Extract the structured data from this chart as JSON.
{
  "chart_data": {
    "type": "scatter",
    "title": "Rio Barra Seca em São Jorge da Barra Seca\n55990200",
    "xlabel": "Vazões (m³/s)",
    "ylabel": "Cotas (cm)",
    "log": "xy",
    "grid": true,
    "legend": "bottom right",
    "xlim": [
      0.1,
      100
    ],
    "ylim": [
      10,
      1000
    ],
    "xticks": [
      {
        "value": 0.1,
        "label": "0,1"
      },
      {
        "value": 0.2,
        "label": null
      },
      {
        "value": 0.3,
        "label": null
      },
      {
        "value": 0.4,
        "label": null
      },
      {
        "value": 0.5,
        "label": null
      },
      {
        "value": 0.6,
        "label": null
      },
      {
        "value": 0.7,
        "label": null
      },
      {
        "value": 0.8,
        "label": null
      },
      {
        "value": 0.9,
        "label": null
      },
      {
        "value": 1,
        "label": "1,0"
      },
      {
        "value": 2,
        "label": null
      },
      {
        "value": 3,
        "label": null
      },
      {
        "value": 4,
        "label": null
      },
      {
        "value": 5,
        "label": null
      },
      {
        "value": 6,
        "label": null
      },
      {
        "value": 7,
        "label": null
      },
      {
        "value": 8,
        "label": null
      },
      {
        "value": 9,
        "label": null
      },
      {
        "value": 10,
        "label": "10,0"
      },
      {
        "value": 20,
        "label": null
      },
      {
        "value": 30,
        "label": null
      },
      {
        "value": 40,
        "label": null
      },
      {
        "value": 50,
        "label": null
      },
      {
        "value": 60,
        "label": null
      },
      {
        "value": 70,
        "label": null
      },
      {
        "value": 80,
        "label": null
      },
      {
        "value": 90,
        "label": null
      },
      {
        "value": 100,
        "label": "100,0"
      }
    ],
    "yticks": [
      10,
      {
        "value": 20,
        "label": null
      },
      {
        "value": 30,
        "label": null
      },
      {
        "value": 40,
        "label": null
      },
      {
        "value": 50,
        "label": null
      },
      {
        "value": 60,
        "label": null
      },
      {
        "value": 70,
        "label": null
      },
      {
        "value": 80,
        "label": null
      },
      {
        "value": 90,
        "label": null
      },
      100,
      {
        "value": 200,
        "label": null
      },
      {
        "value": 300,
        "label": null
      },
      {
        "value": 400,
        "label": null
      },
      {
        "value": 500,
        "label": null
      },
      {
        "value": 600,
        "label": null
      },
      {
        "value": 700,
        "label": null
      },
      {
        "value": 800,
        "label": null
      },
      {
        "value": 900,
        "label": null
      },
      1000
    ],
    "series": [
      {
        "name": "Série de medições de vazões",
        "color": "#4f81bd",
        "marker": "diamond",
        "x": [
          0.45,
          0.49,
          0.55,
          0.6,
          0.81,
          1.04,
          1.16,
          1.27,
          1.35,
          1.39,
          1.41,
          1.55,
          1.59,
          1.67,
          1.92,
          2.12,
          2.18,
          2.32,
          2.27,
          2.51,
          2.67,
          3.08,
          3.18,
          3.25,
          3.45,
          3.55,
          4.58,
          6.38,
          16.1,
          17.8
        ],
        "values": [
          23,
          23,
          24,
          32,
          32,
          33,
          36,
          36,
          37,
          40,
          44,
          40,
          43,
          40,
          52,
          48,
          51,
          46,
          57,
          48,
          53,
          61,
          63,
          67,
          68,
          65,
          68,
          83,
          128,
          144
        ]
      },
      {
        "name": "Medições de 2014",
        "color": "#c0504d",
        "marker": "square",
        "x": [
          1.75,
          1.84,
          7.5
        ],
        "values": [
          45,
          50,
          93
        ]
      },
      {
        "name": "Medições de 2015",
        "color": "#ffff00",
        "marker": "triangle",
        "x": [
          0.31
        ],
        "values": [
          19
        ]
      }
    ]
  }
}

=-=-=-=-=

• _Your instructions_: Return the entries in full, keeping every line exactly as it is.

• _Answer to the exercise_:
Extract the structured data from this chart as JSON.
{
  "chart_data": {
    "type": "scatter",
    "title": "Rio Barra Seca em São Jorge da Barra Seca\n55990200",
    "xlabel": "Vazões (m³/s)",
    "ylabel": "Cotas (cm)",
    "log": "xy",
    "grid": true,
    "legend": "bottom right",
    "xlim": [
      0.1,
      100
    ],
    "ylim": [
      10,
      1000
    ],
    "xticks": [
      {
        "value": 0.1,
        "label": "0,1"
      },
      {
        "value": 0.2,
        "label": null
      },
      {
        "value": 0.3,
        "label": null
      },
      {
        "value": 0.4,
        "label": null
      },
      {
        "value": 0.5,
        "label": null
      },
      {
        "value": 0.6,
        "label": null
      },
      {
        "value": 0.7,
        "label": null
      },
      {
        "value": 0.8,
        "label": null
      },
      {
        "value": 0.9,
        "label": null
      },
      {
        "value": 1,
        "label": "1,0"
      },
      {
        "value": 2,
        "label": null
      },
      {
        "value": 3,
        "label": null
      },
      {
        "value": 4,
        "label": null
      },
      {
        "value": 5,
        "label": null
      },
      {
        "value": 6,
        "label": null
      },
      {
        "value": 7,
        "label": null
      },
      {
        "value": 8,
        "label": null
      },
      {
        "value": 9,
        "label": null
      },
      {
        "value": 10,
        "label": "10,0"
      },
      {
        "value": 20,
        "label": null
      },
      {
        "value": 30,
        "label": null
      },
      {
        "value": 40,
        "label": null
      },
      {
        "value": 50,
        "label": null
      },
      {
        "value": 60,
        "label": null
      },
      {
        "value": 70,
        "label": null
      },
      {
        "value": 80,
        "label": null
      },
      {
        "value": 90,
        "label": null
      },
      {
        "value": 100,
        "label": "100,0"
      }
    ],
    "yticks": [
      10,
      {
        "value": 20,
        "label": null
      },
      {
        "value": 30,
        "label": null
      },
      {
        "value": 40,
        "label": null
      },
      {
        "value": 50,
        "label": null
      },
      {
        "value": 60,
        "label": null
      },
      {
        "value": 70,
        "label": null
      },
      {
        "value": 80,
        "label": null
      },
      {
        "value": 90,
        "label": null
      },
      100,
      {
        "value": 200,
        "label": null
      },
      {
        "value": 300,
        "label": null
      },
      {
        "value": 400,
        "label": null
      },
      {
        "value": 500,
        "label": null
      },
      {
        "value": 600,
        "label": null
      },
      {
        "value": 700,
        "label": null
      },
      {
        "value": 800,
        "label": null
      },
      {
        "value": 900,
        "label": null
      },
      1000
    ],
    "series": [
      {
        "name": "Série de medições de vazões",
        "color": "#4f81bd",
        "marker": "diamond",
        "x": [
          0.45,
          0.49,
          0.55,
          0.6,
          0.81,
          1.04,
          1.16,
          1.27,
          1.35,
          1.39,
          1.41,
          1.55,
          1.59,
          1.67,
          1.92,
          2.12,
          2.18,
          2.32,
          2.27,
          2.51,
          2.67,
          3.08,
          3.18,
          3.25,
          3.45,
          3.55,
          4.58,
          6.38,
          16.1,
          17.8
        ],
        "values": [
          23,
          23,
          24,
          32,
          32,
          33,
          36,
          36,
          37,
          40,
          44,
          40,
          43,
          40,
          52,
          48,
          51,
          46,
          57,
          48,
          53,
          61,
          63,
          67,
          68,
          65,
          68,
          83,
          128,
          144
        ]
      },
      {
        "name": "Medições de 2014",
        "color": "#c0504d",
        "marker": "square",
        "x": [
          1.75,
          1.84,
          7.5
        ],
        "values": [
          45,
          50,
          93
        ]
      },
      {
        "name": "Medições de 2015",
        "color": "#ffff00",
        "marker": "triangle",
        "x": [
          0.31
        ],
        "values": [
          19
        ]
      }
    ]
  }
}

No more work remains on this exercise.